Extract provided:
About two months into freshman year, I realized that my closer circle of friends consisted solely of Asian people. And it terrified me. It confused me. How did this happen? I questioned. I certainly didn’t go out of my way to make only Asian friends. 

I needed to take a step back to fully consider whether or not these were the relationships I wanted to maintain. Not because they weren’t good friends — no, quite the opposite.

Despite the love and support that these wonderful people blessed me with, I felt as if I would be losing my individuality within an Asian friend circle. That my face would be lost among the sea of Asian faces. That I wouldn’t be seen and valued for being, well, me.

Being categorized as “just another Asian student” was petrifying after years of bearing both the tragic and weirdly empowering ramifications of tokenage back home.

Dataset content:
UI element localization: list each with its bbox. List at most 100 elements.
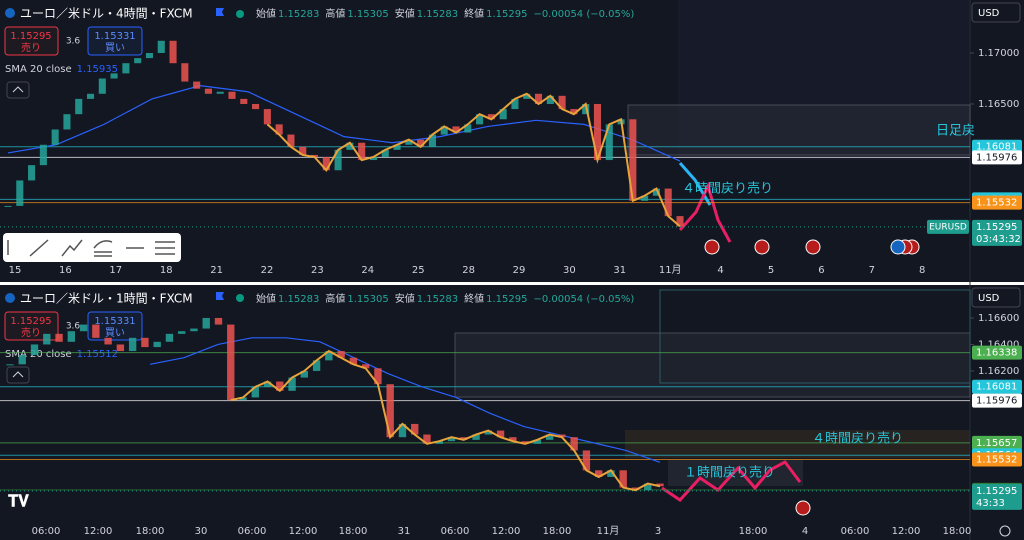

Stated problem 1:
In the essay excerpt about the freshman friend circle, translate this sentence into Spanish: "I certainly didn’t go out of my way to make only Asian friends."
Stated problem 2:
Extend the personal essay about the freshman-year friend circle past its final sentence, keeping the same first-person voice and reflective tone.

Expected answer 1:
Desde luego, no hice ningún esfuerzo especial por hacer solo amigos asiáticos.

Expected answer 2:
It took nineteen years to begin to own my racial story and tend to my childhood wounds: wounds that I didn’t even know were there in the first place, camouflaged into a background of white.

Today, I dance as part of KPOP groups and make it a professional mission to bring increased POC representation into mainstream media. I’m proud of my unique upbringing as a child of better-life seeking, Communism-escaping immigrants.

I just hope that there comes a day when the Asian kid out there in the middle of nowhere won’t have to sift through so much psychological debris to feel the same way.